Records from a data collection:
• • • •

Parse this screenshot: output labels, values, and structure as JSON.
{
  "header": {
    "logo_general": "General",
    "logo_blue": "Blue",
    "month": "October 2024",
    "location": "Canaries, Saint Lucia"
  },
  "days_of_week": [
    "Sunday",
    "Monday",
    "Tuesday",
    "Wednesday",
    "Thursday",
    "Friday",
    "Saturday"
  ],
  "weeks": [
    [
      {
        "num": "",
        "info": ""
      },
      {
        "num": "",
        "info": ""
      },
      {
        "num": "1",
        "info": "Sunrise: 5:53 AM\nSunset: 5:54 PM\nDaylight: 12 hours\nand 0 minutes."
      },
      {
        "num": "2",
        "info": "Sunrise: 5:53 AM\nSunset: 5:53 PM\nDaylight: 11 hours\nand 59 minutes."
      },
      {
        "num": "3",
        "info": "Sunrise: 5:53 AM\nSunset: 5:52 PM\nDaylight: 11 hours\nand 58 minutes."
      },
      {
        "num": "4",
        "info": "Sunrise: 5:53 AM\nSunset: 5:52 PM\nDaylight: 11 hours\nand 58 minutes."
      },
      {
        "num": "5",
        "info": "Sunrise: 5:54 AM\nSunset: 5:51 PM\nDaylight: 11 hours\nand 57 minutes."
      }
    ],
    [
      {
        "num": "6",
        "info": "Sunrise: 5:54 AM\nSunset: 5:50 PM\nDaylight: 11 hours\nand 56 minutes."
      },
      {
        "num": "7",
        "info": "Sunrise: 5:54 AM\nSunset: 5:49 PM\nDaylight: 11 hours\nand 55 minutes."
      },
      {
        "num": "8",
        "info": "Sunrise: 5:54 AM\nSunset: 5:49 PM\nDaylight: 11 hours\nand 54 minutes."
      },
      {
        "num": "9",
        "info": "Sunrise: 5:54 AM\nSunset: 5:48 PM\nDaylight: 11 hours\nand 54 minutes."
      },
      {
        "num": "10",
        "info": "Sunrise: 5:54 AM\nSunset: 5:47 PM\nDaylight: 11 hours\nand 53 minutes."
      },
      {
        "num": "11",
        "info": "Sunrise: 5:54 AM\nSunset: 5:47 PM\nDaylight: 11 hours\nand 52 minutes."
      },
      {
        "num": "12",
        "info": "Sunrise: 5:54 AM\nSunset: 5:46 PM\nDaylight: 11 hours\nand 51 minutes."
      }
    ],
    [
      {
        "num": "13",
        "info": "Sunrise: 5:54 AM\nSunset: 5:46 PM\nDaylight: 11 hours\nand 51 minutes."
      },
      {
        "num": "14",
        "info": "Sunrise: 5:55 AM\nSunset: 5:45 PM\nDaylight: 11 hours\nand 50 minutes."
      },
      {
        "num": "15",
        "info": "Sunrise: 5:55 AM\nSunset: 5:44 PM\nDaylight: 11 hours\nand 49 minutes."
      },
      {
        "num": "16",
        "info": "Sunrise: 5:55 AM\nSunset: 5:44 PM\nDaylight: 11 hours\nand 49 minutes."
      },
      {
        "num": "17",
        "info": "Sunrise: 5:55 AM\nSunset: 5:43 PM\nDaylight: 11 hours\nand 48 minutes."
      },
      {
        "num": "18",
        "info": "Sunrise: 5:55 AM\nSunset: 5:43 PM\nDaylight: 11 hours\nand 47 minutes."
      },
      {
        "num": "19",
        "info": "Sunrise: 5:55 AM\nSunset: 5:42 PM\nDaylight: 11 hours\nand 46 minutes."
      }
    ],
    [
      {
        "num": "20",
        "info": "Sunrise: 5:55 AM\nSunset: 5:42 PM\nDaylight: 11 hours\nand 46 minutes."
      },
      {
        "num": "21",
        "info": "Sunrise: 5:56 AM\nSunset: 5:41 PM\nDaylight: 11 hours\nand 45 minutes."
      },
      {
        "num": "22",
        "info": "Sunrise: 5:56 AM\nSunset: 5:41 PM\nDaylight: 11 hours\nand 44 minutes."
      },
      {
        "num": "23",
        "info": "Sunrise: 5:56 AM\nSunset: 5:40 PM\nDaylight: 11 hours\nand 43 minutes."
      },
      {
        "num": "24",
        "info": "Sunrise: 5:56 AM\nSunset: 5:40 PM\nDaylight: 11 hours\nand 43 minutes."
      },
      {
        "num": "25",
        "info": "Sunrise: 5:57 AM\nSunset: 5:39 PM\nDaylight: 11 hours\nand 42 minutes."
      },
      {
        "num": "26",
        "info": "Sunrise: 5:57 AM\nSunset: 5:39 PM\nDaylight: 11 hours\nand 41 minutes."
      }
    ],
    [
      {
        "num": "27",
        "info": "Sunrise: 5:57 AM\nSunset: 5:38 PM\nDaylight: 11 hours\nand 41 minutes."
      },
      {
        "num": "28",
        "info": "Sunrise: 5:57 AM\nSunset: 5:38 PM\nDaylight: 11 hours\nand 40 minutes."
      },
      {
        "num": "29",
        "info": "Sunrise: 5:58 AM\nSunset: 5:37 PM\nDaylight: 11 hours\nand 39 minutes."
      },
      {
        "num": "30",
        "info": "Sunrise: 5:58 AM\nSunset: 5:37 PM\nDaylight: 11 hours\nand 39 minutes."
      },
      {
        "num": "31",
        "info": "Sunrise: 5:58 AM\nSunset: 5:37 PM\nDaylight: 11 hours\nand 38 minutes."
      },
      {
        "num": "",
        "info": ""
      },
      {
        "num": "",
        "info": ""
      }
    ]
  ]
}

• • • •

Required work:
Reproduce every record above exactly as it appears.

Finished task:
Parse this screenshot: output labels, values, and structure as JSON.
{
  "header": {
    "logo_general": "General",
    "logo_blue": "Blue",
    "month": "October 2024",
    "location": "Canaries, Saint Lucia"
  },
  "days_of_week": [
    "Sunday",
    "Monday",
    "Tuesday",
    "Wednesday",
    "Thursday",
    "Friday",
    "Saturday"
  ],
  "weeks": [
    [
      {
        "num": "",
        "info": ""
      },
      {
        "num": "",
        "info": ""
      },
      {
        "num": "1",
        "info": "Sunrise: 5:53 AM\nSunset: 5:54 PM\nDaylight: 12 hours\nand 0 minutes."
      },
      {
        "num": "2",
        "info": "Sunrise: 5:53 AM\nSunset: 5:53 PM\nDaylight: 11 hours\nand 59 minutes."
      },
      {
        "num": "3",
        "info": "Sunrise: 5:53 AM\nSunset: 5:52 PM\nDaylight: 11 hours\nand 58 minutes."
      },
      {
        "num": "4",
        "info": "Sunrise: 5:53 AM\nSunset: 5:52 PM\nDaylight: 11 hours\nand 58 minutes."
      },
      {
        "num": "5",
        "info": "Sunrise: 5:54 AM\nSunset: 5:51 PM\nDaylight: 11 hours\nand 57 minutes."
      }
    ],
    [
      {
        "num": "6",
        "info": "Sunrise: 5:54 AM\nSunset: 5:50 PM\nDaylight: 11 hours\nand 56 minutes."
      },
      {
        "num": "7",
        "info": "Sunrise: 5:54 AM\nSunset: 5:49 PM\nDaylight: 11 hours\nand 55 minutes."
      },
      {
        "num": "8",
        "info": "Sunrise: 5:54 AM\nSunset: 5:49 PM\nDaylight: 11 hours\nand 54 minutes."
      },
      {
        "num": "9",
        "info": "Sunrise: 5:54 AM\nSunset: 5:48 PM\nDaylight: 11 hours\nand 54 minutes."
      },
      {
        "num": "10",
        "info": "Sunrise: 5:54 AM\nSunset: 5:47 PM\nDaylight: 11 hours\nand 53 minutes."
      },
      {
        "num": "11",
        "info": "Sunrise: 5:54 AM\nSunset: 5:47 PM\nDaylight: 11 hours\nand 52 minutes."
      },
      {
        "num": "12",
        "info": "Sunrise: 5:54 AM\nSunset: 5:46 PM\nDaylight: 11 hours\nand 51 minutes."
      }
    ],
    [
      {
        "num": "13",
        "info": "Sunrise: 5:54 AM\nSunset: 5:46 PM\nDaylight: 11 hours\nand 51 minutes."
      },
      {
        "num": "14",
        "info": "Sunrise: 5:55 AM\nSunset: 5:45 PM\nDaylight: 11 hours\nand 50 minutes."
      },
      {
        "num": "15",
        "info": "Sunrise: 5:55 AM\nSunset: 5:44 PM\nDaylight: 11 hours\nand 49 minutes."
      },
      {
        "num": "16",
        "info": "Sunrise: 5:55 AM\nSunset: 5:44 PM\nDaylight: 11 hours\nand 49 minutes."
      },
      {
        "num": "17",
        "info": "Sunrise: 5:55 AM\nSunset: 5:43 PM\nDaylight: 11 hours\nand 48 minutes."
      },
      {
        "num": "18",
        "info": "Sunrise: 5:55 AM\nSunset: 5:43 PM\nDaylight: 11 hours\nand 47 minutes."
      },
      {
        "num": "19",
        "info": "Sunrise: 5:55 AM\nSunset: 5:42 PM\nDaylight: 11 hours\nand 46 minutes."
      }
    ],
    [
      {
        "num": "20",
        "info": "Sunrise: 5:55 AM\nSunset: 5:42 PM\nDaylight: 11 hours\nand 46 minutes."
      },
      {
        "num": "21",
        "info": "Sunrise: 5:56 AM\nSunset: 5:41 PM\nDaylight: 11 hours\nand 45 minutes."
      },
      {
        "num": "22",
        "info": "Sunrise: 5:56 AM\nSunset: 5:41 PM\nDaylight: 11 hours\nand 44 minutes."
      },
      {
        "num": "23",
        "info": "Sunrise: 5:56 AM\nSunset: 5:40 PM\nDaylight: 11 hours\nand 43 minutes."
      },
      {
        "num": "24",
        "info": "Sunrise: 5:56 AM\nSunset: 5:40 PM\nDaylight: 11 hours\nand 43 minutes."
      },
      {
        "num": "25",
        "info": "Sunrise: 5:57 AM\nSunset: 5:39 PM\nDaylight: 11 hours\nand 42 minutes."
      },
      {
        "num": "26",
        "info": "Sunrise: 5:57 AM\nSunset: 5:39 PM\nDaylight: 11 hours\nand 41 minutes."
      }
    ],
    [
      {
        "num": "27",
        "info": "Sunrise: 5:57 AM\nSunset: 5:38 PM\nDaylight: 11 hours\nand 41 minutes."
      },
      {
        "num": "28",
        "info": "Sunrise: 5:57 AM\nSunset: 5:38 PM\nDaylight: 11 hours\nand 40 minutes."
      },
      {
        "num": "29",
        "info": "Sunrise: 5:58 AM\nSunset: 5:37 PM\nDaylight: 11 hours\nand 39 minutes."
      },
      {
        "num": "30",
        "info": "Sunrise: 5:58 AM\nSunset: 5:37 PM\nDaylight: 11 hours\nand 39 minutes."
      },
      {
        "num": "31",
        "info": "Sunrise: 5:58 AM\nSunset: 5:37 PM\nDaylight: 11 hours\nand 38 minutes."
      },
      {
        "num": "",
        "info": ""
      },
      {
        "num": "",
        "info": ""
      }
    ]
  ]
}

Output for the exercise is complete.